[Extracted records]
★ ★ ★ ★ ★ ★ ★
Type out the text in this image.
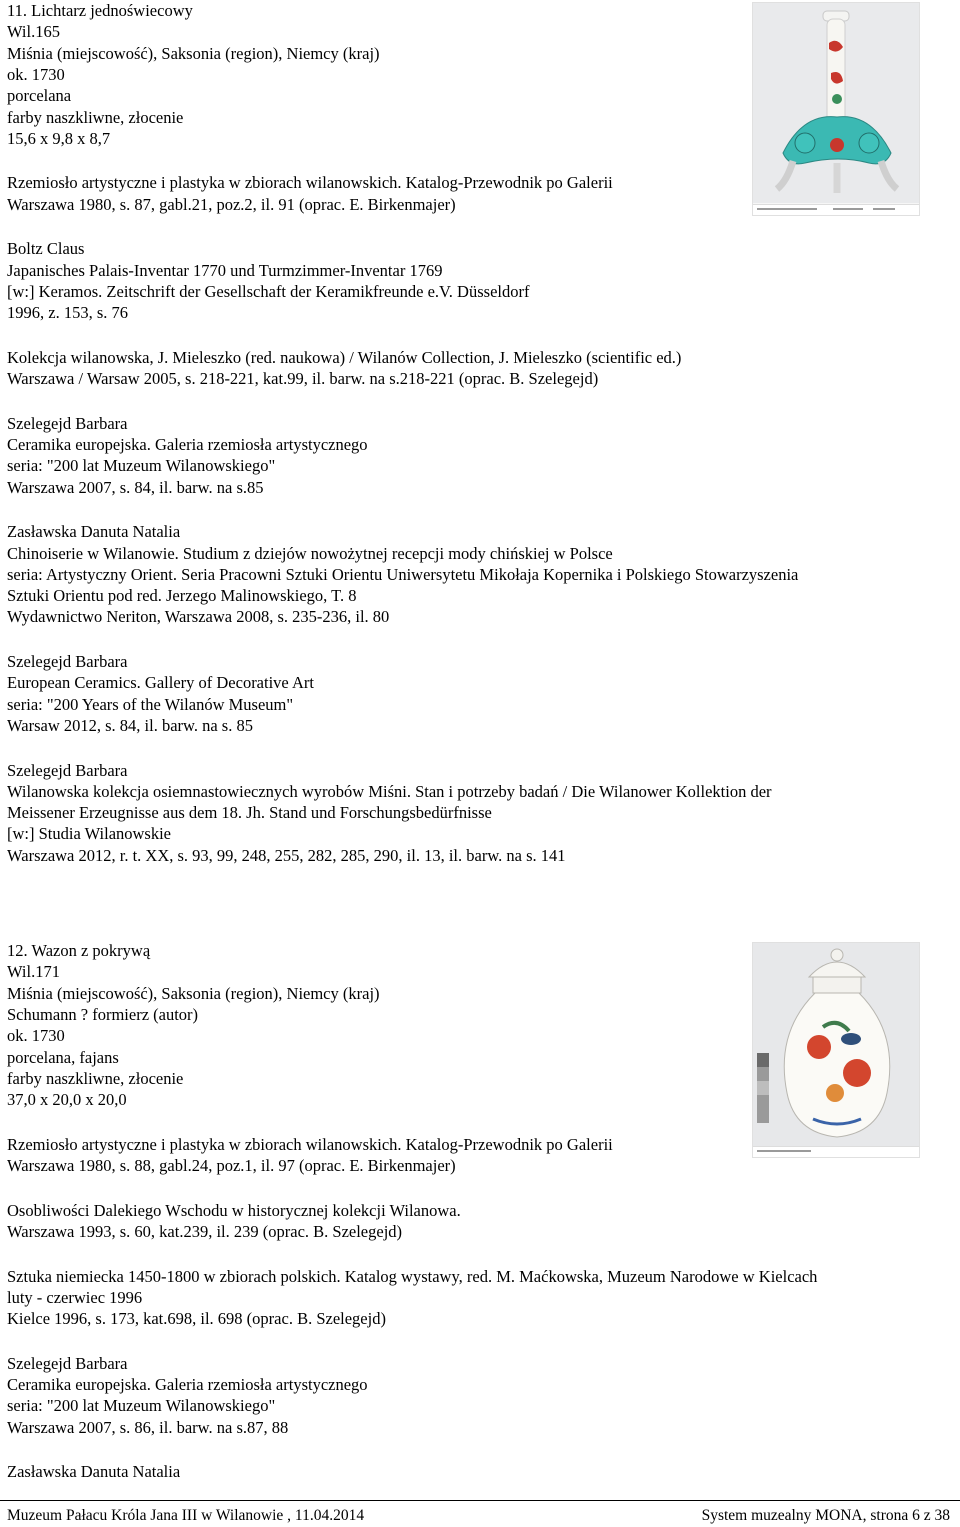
11. Lichtarz jednoświecowy
Wil.165
Miśnia (miejscowość), Saksonia (region), Niemcy (kraj)
ok. 1730
porcelana
farby naszkliwne, złocenie
15,6 x 9,8 x 8,7
Rzemiosło artystyczne i plastyka w zbiorach wilanowskich. Katalog-Przewodnik po Galerii
Warszawa 1980, s. 87, gabl.21, poz.2, il. 91 (oprac. E. Birkenmajer)
Boltz Claus
Japanisches Palais-Inventar 1770 und Turmzimmer-Inventar 1769
[w:] Keramos. Zeitschrift der Gesellschaft der Keramikfreunde e.V. Düsseldorf
1996, z. 153, s. 76
Kolekcja wilanowska, J. Mieleszko (red. naukowa) / Wilanów Collection, J. Mieleszko (scientific ed.)
Warszawa / Warsaw 2005, s. 218-221, kat.99, il. barw. na s.218-221 (oprac. B. Szelegejd)
Szelegejd Barbara
Ceramika europejska. Galeria rzemiosła artystycznego
seria: "200 lat Muzeum Wilanowskiego"
Warszawa 2007, s. 84, il. barw. na s.85
Zasławska Danuta Natalia
Chinoiserie w Wilanowie. Studium z dziejów nowożytnej recepcji mody chińskiej w Polsce
seria: Artystyczny Orient. Seria Pracowni Sztuki Orientu Uniwersytetu Mikołaja Kopernika i Polskiego Stowarzyszenia
Sztuki Orientu pod red. Jerzego Malinowskiego, T. 8
Wydawnictwo Neriton, Warszawa 2008, s. 235-236, il. 80
Szelegejd Barbara
European Ceramics. Gallery of Decorative Art
seria: "200 Years of the Wilanów Museum"
Warsaw 2012, s. 84, il. barw. na s. 85
Szelegejd Barbara
Wilanowska kolekcja osiemnastowiecznych wyrobów Miśni. Stan i potrzeby badań / Die Wilanower Kollektion der
Meissener Erzeugnisse aus dem 18. Jh. Stand und Forschungsbedürfnisse
[w:] Studia Wilanowskie
Warszawa 2012, r. t. XX, s. 93, 99, 248, 255, 282, 285, 290, il. 13, il. barw. na s. 141
12. Wazon z pokrywą
Wil.171
Miśnia (miejscowość), Saksonia (region), Niemcy (kraj)
Schumann ? formierz (autor)
ok. 1730
porcelana, fajans
farby naszkliwne, złocenie
37,0 x 20,0 x 20,0
Rzemiosło artystyczne i plastyka w zbiorach wilanowskich. Katalog-Przewodnik po Galerii
Warszawa 1980, s. 88, gabl.24, poz.1, il. 97 (oprac. E. Birkenmajer)
Osobliwości Dalekiego Wschodu w historycznej kolekcji Wilanowa.
Warszawa 1993, s. 60, kat.239, il. 239 (oprac. B. Szelegejd)
Sztuka niemiecka 1450-1800 w zbiorach polskich. Katalog wystawy, red. M. Maćkowska, Muzeum Narodowe w Kielcach
luty - czerwiec 1996
Kielce 1996, s. 173, kat.698, il. 698 (oprac. B. Szelegejd)
Szelegejd Barbara
Ceramika europejska. Galeria rzemiosła artystycznego
seria: "200 lat Muzeum Wilanowskiego"
Warszawa 2007, s. 86, il. barw. na s.87, 88
Zasławska Danuta Natalia
Muzeum Pałacu Króla Jana III w Wilanowie , 11.04.2014	System muzealny MONA, strona 6 z 38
★ ★ ★ ★ ★ ★ ★
PROBLEM DETAILS>
Search the preceding listing for the word "oprac" and pull out every line that holds it.

EXERCISE ANSWER>
Warszawa 1980, s. 87, gabl.21, poz.2, il. 91 (oprac. E. Birkenmajer)
Warszawa / Warsaw 2005, s. 218-221, kat.99, il. barw. na s.218-221 (oprac. B. Szelegejd)
Warszawa 1980, s. 88, gabl.24, poz.1, il. 97 (oprac. E. Birkenmajer)
Warszawa 1993, s. 60, kat.239, il. 239 (oprac. B. Szelegejd)
Kielce 1996, s. 173, kat.698, il. 698 (oprac. B. Szelegejd)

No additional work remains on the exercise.